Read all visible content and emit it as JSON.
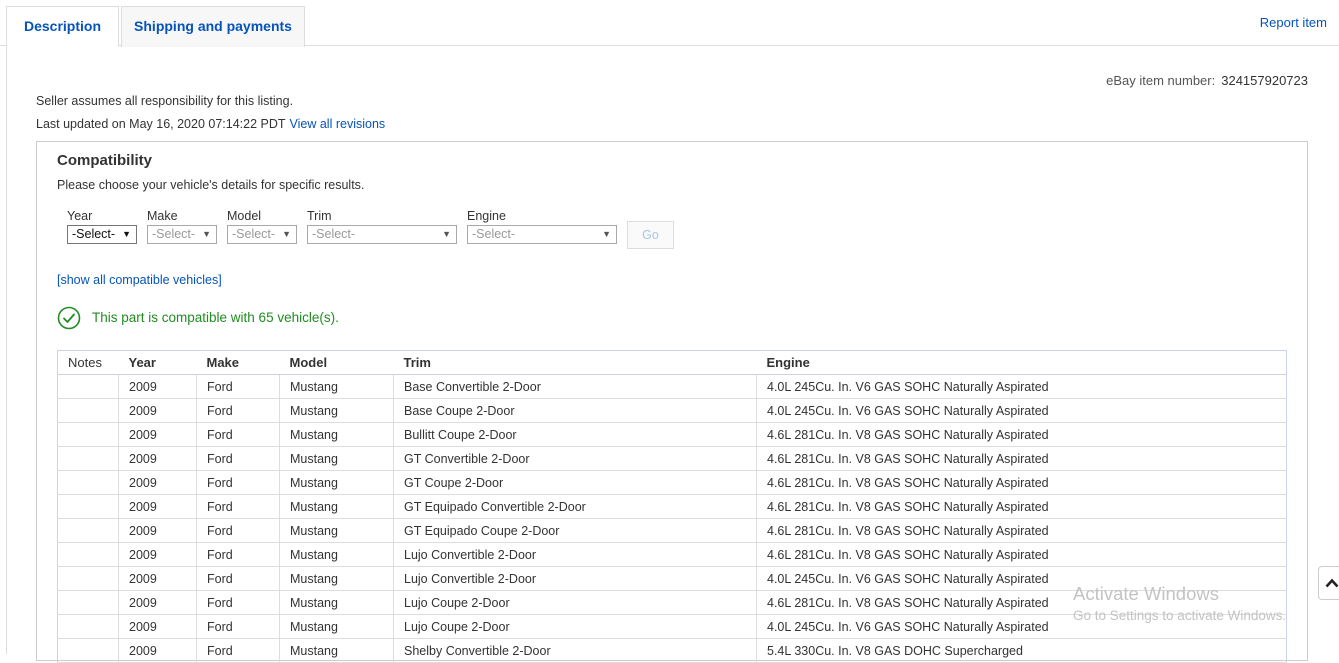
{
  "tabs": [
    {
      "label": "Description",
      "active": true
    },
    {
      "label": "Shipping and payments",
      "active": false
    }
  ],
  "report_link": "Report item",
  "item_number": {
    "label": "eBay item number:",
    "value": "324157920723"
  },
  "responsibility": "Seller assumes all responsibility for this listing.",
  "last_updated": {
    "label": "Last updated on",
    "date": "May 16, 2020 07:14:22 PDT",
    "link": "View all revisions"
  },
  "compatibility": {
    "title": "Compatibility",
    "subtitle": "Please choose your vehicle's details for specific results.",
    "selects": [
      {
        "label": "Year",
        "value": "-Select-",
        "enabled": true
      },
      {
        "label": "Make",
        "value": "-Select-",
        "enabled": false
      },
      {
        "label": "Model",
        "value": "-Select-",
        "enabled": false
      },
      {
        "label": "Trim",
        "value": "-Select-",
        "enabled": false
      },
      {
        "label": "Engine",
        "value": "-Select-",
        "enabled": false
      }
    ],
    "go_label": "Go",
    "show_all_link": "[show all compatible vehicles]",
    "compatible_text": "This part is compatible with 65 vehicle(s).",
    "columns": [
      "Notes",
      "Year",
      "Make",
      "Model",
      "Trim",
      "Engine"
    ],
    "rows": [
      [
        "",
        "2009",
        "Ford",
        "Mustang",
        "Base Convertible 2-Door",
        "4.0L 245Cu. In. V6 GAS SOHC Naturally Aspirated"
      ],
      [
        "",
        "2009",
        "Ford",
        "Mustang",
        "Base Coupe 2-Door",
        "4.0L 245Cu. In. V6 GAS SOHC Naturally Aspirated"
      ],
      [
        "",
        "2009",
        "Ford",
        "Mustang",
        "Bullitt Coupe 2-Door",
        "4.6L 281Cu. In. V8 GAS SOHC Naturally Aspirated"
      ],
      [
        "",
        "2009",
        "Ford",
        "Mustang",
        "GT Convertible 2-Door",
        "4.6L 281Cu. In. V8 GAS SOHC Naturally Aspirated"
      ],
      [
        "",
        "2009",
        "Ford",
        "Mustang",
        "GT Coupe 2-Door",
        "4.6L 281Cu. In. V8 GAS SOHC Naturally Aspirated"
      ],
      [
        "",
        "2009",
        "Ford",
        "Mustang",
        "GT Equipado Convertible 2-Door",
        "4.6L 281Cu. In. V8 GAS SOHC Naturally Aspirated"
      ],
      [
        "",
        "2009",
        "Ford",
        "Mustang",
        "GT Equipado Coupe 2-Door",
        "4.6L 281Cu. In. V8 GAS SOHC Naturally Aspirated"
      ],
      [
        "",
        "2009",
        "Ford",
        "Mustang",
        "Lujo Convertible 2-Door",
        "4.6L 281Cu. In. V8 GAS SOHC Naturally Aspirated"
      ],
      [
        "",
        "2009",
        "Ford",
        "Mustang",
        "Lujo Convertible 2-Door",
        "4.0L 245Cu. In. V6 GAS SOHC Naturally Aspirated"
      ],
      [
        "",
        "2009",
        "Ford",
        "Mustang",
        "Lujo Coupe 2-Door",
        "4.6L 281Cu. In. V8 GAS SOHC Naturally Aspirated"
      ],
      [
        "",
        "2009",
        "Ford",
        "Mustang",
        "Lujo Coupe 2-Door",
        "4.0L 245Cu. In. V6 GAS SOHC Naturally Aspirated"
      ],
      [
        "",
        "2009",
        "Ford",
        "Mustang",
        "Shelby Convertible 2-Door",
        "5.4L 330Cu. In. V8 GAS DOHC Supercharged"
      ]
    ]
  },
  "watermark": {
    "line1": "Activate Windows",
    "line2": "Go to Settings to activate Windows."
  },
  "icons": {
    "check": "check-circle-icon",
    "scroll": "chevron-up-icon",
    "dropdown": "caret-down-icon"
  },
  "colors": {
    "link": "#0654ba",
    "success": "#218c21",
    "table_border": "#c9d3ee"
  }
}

· · · · ·

▶ **Problem details**:
Quote the material exactly. Pictures stay out.

▶ **Task solution**:
Read all visible content and emit it as JSON.
{
  "tabs": [
    {
      "label": "Description",
      "active": true
    },
    {
      "label": "Shipping and payments",
      "active": false
    }
  ],
  "report_link": "Report item",
  "item_number": {
    "label": "eBay item number:",
    "value": "324157920723"
  },
  "responsibility": "Seller assumes all responsibility for this listing.",
  "last_updated": {
    "label": "Last updated on",
    "date": "May 16, 2020 07:14:22 PDT",
    "link": "View all revisions"
  },
  "compatibility": {
    "title": "Compatibility",
    "subtitle": "Please choose your vehicle's details for specific results.",
    "selects": [
      {
        "label": "Year",
        "value": "-Select-",
        "enabled": true
      },
      {
        "label": "Make",
        "value": "-Select-",
        "enabled": false
      },
      {
        "label": "Model",
        "value": "-Select-",
        "enabled": false
      },
      {
        "label": "Trim",
        "value": "-Select-",
        "enabled": false
      },
      {
        "label": "Engine",
        "value": "-Select-",
        "enabled": false
      }
    ],
    "go_label": "Go",
    "show_all_link": "[show all compatible vehicles]",
    "compatible_text": "This part is compatible with 65 vehicle(s).",
    "columns": [
      "Notes",
      "Year",
      "Make",
      "Model",
      "Trim",
      "Engine"
    ],
    "rows": [
      [
        "",
        "2009",
        "Ford",
        "Mustang",
        "Base Convertible 2-Door",
        "4.0L 245Cu. In. V6 GAS SOHC Naturally Aspirated"
      ],
      [
        "",
        "2009",
        "Ford",
        "Mustang",
        "Base Coupe 2-Door",
        "4.0L 245Cu. In. V6 GAS SOHC Naturally Aspirated"
      ],
      [
        "",
        "2009",
        "Ford",
        "Mustang",
        "Bullitt Coupe 2-Door",
        "4.6L 281Cu. In. V8 GAS SOHC Naturally Aspirated"
      ],
      [
        "",
        "2009",
        "Ford",
        "Mustang",
        "GT Convertible 2-Door",
        "4.6L 281Cu. In. V8 GAS SOHC Naturally Aspirated"
      ],
      [
        "",
        "2009",
        "Ford",
        "Mustang",
        "GT Coupe 2-Door",
        "4.6L 281Cu. In. V8 GAS SOHC Naturally Aspirated"
      ],
      [
        "",
        "2009",
        "Ford",
        "Mustang",
        "GT Equipado Convertible 2-Door",
        "4.6L 281Cu. In. V8 GAS SOHC Naturally Aspirated"
      ],
      [
        "",
        "2009",
        "Ford",
        "Mustang",
        "GT Equipado Coupe 2-Door",
        "4.6L 281Cu. In. V8 GAS SOHC Naturally Aspirated"
      ],
      [
        "",
        "2009",
        "Ford",
        "Mustang",
        "Lujo Convertible 2-Door",
        "4.6L 281Cu. In. V8 GAS SOHC Naturally Aspirated"
      ],
      [
        "",
        "2009",
        "Ford",
        "Mustang",
        "Lujo Convertible 2-Door",
        "4.0L 245Cu. In. V6 GAS SOHC Naturally Aspirated"
      ],
      [
        "",
        "2009",
        "Ford",
        "Mustang",
        "Lujo Coupe 2-Door",
        "4.6L 281Cu. In. V8 GAS SOHC Naturally Aspirated"
      ],
      [
        "",
        "2009",
        "Ford",
        "Mustang",
        "Lujo Coupe 2-Door",
        "4.0L 245Cu. In. V6 GAS SOHC Naturally Aspirated"
      ],
      [
        "",
        "2009",
        "Ford",
        "Mustang",
        "Shelby Convertible 2-Door",
        "5.4L 330Cu. In. V8 GAS DOHC Supercharged"
      ]
    ]
  },
  "watermark": {
    "line1": "Activate Windows",
    "line2": "Go to Settings to activate Windows."
  },
  "icons": {
    "check": "check-circle-icon",
    "scroll": "chevron-up-icon",
    "dropdown": "caret-down-icon"
  },
  "colors": {
    "link": "#0654ba",
    "success": "#218c21",
    "table_border": "#c9d3ee"
  }
}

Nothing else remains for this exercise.